_Task requirements_:
Copy all of the material below exactly.

### Given entries

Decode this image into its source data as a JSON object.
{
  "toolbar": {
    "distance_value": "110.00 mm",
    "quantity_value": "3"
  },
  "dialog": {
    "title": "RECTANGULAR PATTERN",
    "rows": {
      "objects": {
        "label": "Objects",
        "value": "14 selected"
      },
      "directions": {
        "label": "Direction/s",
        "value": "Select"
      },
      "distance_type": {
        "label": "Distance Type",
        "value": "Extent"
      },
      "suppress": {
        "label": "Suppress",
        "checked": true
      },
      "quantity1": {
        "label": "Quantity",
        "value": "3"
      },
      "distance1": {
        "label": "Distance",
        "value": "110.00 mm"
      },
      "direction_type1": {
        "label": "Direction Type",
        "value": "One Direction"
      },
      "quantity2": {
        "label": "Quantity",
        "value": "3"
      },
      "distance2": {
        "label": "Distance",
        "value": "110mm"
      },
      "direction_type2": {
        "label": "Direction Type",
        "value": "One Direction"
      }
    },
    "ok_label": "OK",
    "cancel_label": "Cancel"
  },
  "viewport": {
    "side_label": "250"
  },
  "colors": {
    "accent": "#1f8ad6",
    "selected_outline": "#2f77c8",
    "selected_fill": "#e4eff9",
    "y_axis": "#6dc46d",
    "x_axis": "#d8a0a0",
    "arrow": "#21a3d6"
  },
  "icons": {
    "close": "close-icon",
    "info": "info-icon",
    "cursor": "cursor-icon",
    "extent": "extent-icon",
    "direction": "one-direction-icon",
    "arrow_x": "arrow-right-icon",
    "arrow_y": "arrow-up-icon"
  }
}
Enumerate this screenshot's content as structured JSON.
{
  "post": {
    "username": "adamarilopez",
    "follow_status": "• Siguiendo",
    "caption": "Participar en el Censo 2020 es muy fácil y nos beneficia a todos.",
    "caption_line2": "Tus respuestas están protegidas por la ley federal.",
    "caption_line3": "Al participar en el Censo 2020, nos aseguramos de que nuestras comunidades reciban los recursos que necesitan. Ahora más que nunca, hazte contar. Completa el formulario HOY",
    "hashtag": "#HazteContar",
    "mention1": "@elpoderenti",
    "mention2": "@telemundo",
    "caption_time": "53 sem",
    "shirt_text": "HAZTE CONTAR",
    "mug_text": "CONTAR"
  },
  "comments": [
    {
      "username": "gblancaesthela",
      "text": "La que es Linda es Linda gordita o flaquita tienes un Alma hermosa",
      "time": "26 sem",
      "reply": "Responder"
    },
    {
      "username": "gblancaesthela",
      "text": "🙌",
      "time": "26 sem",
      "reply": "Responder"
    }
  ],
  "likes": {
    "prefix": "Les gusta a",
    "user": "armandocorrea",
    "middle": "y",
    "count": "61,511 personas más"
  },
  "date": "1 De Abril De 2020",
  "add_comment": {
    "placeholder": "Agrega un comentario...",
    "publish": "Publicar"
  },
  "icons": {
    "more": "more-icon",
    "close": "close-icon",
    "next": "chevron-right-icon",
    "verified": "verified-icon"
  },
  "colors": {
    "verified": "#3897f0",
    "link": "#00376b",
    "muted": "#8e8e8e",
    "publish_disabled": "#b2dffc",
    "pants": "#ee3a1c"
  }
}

######

_Completed task_:
Decode this image into its source data as a JSON object.
{
  "toolbar": {
    "distance_value": "110.00 mm",
    "quantity_value": "3"
  },
  "dialog": {
    "title": "RECTANGULAR PATTERN",
    "rows": {
      "objects": {
        "label": "Objects",
        "value": "14 selected"
      },
      "directions": {
        "label": "Direction/s",
        "value": "Select"
      },
      "distance_type": {
        "label": "Distance Type",
        "value": "Extent"
      },
      "suppress": {
        "label": "Suppress",
        "checked": true
      },
      "quantity1": {
        "label": "Quantity",
        "value": "3"
      },
      "distance1": {
        "label": "Distance",
        "value": "110.00 mm"
      },
      "direction_type1": {
        "label": "Direction Type",
        "value": "One Direction"
      },
      "quantity2": {
        "label": "Quantity",
        "value": "3"
      },
      "distance2": {
        "label": "Distance",
        "value": "110mm"
      },
      "direction_type2": {
        "label": "Direction Type",
        "value": "One Direction"
      }
    },
    "ok_label": "OK",
    "cancel_label": "Cancel"
  },
  "viewport": {
    "side_label": "250"
  },
  "colors": {
    "accent": "#1f8ad6",
    "selected_outline": "#2f77c8",
    "selected_fill": "#e4eff9",
    "y_axis": "#6dc46d",
    "x_axis": "#d8a0a0",
    "arrow": "#21a3d6"
  },
  "icons": {
    "close": "close-icon",
    "info": "info-icon",
    "cursor": "cursor-icon",
    "extent": "extent-icon",
    "direction": "one-direction-icon",
    "arrow_x": "arrow-right-icon",
    "arrow_y": "arrow-up-icon"
  }
}
Enumerate this screenshot's content as structured JSON.
{
  "post": {
    "username": "adamarilopez",
    "follow_status": "• Siguiendo",
    "caption": "Participar en el Censo 2020 es muy fácil y nos beneficia a todos.",
    "caption_line2": "Tus respuestas están protegidas por la ley federal.",
    "caption_line3": "Al participar en el Censo 2020, nos aseguramos de que nuestras comunidades reciban los recursos que necesitan. Ahora más que nunca, hazte contar. Completa el formulario HOY",
    "hashtag": "#HazteContar",
    "mention1": "@elpoderenti",
    "mention2": "@telemundo",
    "caption_time": "53 sem",
    "shirt_text": "HAZTE CONTAR",
    "mug_text": "CONTAR"
  },
  "comments": [
    {
      "username": "gblancaesthela",
      "text": "La que es Linda es Linda gordita o flaquita tienes un Alma hermosa",
      "time": "26 sem",
      "reply": "Responder"
    },
    {
      "username": "gblancaesthela",
      "text": "🙌",
      "time": "26 sem",
      "reply": "Responder"
    }
  ],
  "likes": {
    "prefix": "Les gusta a",
    "user": "armandocorrea",
    "middle": "y",
    "count": "61,511 personas más"
  },
  "date": "1 De Abril De 2020",
  "add_comment": {
    "placeholder": "Agrega un comentario...",
    "publish": "Publicar"
  },
  "icons": {
    "more": "more-icon",
    "close": "close-icon",
    "next": "chevron-right-icon",
    "verified": "verified-icon"
  },
  "colors": {
    "verified": "#3897f0",
    "link": "#00376b",
    "muted": "#8e8e8e",
    "publish_disabled": "#b2dffc",
    "pants": "#ee3a1c"
  }
}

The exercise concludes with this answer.